页面摘录:
记者手记
婷婷这样处于青春期的孩子,正处在人格成熟的关键时候,他们敏感脆弱,很容易感到孤独和迷惘。他们也许外表很叛逆,但内心却渴求友谊和爱,希望别人能够理解他们,在需要的时候给予他们帮助。这个时候,无论是父母还是老师,都更加需要耐心和细心。
昨日16时,在我与婷婷妈妈取得联系时,婷婷妈妈正带着孩子守在医院,等待核磁共振的检查报告。妈妈说,上午,她和婷婷爸爸去学校找老师反映了情况,现在那些参与殴打的学生正在老师办公室罚站。班主任表示,他们准备开除其中两名女生,剩下4名女生,也将给予一定处罚。
面对这样的处理结果,婷婷依然无法安心,受惊的她一直没从暴力的阴影中摆脱出来。她哭着对我说:“阿姨,我现在不敢上学,尤其害怕见到那些打我的人。”目前,我依然与婷婷保持着联系,希望通过各种努力,让受伤的她早日恢复过来,重新回到属于她的快乐生活。

所示数据:

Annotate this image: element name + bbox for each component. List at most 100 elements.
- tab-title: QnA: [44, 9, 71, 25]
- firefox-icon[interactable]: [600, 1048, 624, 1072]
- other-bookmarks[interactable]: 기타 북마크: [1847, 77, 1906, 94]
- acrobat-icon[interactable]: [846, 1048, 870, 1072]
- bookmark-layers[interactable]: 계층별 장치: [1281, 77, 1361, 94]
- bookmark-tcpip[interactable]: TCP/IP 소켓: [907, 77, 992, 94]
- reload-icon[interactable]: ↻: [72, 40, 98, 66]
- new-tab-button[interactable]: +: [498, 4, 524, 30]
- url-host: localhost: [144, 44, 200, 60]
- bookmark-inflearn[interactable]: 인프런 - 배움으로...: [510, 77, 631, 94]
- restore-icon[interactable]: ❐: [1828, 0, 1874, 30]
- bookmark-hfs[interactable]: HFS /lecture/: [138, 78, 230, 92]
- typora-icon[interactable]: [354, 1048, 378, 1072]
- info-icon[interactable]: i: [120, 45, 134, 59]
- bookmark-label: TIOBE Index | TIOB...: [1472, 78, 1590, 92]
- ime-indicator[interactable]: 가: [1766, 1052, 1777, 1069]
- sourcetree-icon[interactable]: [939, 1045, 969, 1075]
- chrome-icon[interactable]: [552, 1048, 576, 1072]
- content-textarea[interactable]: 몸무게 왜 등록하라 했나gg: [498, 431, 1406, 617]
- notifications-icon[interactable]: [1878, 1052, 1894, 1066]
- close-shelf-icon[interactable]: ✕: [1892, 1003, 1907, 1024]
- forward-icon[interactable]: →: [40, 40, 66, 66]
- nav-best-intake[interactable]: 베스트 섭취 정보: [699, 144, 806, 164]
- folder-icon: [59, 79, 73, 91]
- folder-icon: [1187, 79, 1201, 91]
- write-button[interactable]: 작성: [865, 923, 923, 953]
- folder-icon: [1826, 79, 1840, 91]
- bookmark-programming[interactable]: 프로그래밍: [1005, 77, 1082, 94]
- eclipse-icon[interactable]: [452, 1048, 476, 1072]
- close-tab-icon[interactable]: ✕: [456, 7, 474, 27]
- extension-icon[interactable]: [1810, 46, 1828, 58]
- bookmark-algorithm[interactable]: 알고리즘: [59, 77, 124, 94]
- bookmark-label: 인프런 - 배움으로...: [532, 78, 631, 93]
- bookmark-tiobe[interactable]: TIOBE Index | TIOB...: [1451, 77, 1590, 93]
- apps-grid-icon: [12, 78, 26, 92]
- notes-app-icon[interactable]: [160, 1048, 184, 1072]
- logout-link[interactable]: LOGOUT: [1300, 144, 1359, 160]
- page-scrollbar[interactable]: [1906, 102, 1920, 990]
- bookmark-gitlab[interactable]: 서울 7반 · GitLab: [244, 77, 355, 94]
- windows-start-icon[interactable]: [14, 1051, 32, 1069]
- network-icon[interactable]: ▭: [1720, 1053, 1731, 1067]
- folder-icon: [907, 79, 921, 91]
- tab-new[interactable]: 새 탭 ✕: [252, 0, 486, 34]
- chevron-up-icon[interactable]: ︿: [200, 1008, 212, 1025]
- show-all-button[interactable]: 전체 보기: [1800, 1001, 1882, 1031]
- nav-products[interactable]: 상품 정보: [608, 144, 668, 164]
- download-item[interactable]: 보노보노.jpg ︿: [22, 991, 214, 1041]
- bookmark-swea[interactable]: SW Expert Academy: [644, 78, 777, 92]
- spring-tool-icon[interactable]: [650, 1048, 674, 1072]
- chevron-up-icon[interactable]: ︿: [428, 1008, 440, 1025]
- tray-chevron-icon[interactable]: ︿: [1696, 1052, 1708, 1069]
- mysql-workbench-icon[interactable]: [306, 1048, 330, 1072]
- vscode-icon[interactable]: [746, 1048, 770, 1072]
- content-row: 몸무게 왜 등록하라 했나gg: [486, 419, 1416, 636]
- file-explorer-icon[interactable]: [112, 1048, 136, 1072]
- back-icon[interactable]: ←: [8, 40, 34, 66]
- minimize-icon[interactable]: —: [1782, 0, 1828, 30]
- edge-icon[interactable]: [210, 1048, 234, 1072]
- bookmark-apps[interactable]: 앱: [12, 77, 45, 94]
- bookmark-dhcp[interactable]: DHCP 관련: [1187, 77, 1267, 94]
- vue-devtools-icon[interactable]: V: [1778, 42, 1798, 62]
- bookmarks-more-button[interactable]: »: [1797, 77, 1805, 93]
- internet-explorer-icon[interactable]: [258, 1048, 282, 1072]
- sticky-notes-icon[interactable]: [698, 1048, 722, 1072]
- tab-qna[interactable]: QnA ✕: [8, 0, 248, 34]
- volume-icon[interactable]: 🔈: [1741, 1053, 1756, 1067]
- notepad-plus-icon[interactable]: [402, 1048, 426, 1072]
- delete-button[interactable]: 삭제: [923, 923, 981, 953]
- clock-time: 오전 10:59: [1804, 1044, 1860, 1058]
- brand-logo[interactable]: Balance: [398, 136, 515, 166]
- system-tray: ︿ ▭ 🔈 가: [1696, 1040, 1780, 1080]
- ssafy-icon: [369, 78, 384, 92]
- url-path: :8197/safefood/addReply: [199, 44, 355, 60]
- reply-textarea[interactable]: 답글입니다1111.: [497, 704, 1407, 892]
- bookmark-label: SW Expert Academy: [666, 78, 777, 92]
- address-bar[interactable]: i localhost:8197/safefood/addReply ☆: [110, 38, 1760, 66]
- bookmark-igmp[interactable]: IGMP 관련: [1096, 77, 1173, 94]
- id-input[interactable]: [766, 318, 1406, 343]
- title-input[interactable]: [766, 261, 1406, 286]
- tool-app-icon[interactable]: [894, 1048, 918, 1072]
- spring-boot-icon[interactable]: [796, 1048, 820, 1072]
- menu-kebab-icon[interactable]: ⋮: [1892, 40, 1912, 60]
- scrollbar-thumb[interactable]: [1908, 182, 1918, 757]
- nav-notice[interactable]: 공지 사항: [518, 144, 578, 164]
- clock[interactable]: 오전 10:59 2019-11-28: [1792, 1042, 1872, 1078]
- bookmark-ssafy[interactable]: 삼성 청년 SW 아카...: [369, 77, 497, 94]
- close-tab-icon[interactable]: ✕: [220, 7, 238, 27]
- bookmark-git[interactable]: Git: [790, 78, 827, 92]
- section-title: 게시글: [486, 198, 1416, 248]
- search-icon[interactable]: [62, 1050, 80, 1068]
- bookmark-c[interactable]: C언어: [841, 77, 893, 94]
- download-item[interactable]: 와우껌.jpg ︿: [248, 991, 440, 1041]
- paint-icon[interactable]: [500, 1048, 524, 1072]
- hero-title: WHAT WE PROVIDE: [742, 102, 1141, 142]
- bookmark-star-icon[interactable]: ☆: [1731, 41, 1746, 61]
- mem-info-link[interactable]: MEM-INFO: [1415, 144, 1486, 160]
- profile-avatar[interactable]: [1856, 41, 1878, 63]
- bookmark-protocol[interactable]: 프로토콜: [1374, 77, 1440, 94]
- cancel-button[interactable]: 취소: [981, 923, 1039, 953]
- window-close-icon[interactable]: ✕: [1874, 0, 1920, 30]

待答问题:
**1.** 请照录记者手记中从“昨日16时,在我与婷婷妈妈取”到“早日恢复过来,重新回到属于她的快乐生活。”之间的文字,首尾两处均包括在内。
**2.** 根据记者手记,班主任准备开除参与殴打的几名女生?

活动答案:
**1.**
昨日16时,在我与婷婷妈妈取得联系时,婷婷妈妈正带着孩子守在医院,等待核磁共振的检查报告。妈妈说,上午,她和婷婷爸爸去学校找老师反映了情况,现在那些参与殴打的学生正在老师办公室罚站。班主任表示,他们准备开除其中两名女生,剩下4名女生,也将给予一定处罚。
面对这样的处理结果,婷婷依然无法安心,受惊的她一直没从暴力的阴影中摆脱出来。她哭着对我说:“阿姨,我现在不敢上学,尤其害怕见到那些打我的人。”目前,我依然与婷婷保持着联系,希望通过各种努力,让受伤的她早日恢复过来,重新回到属于她的快乐生活。

**2.** 班主任准备开除其中两名女生。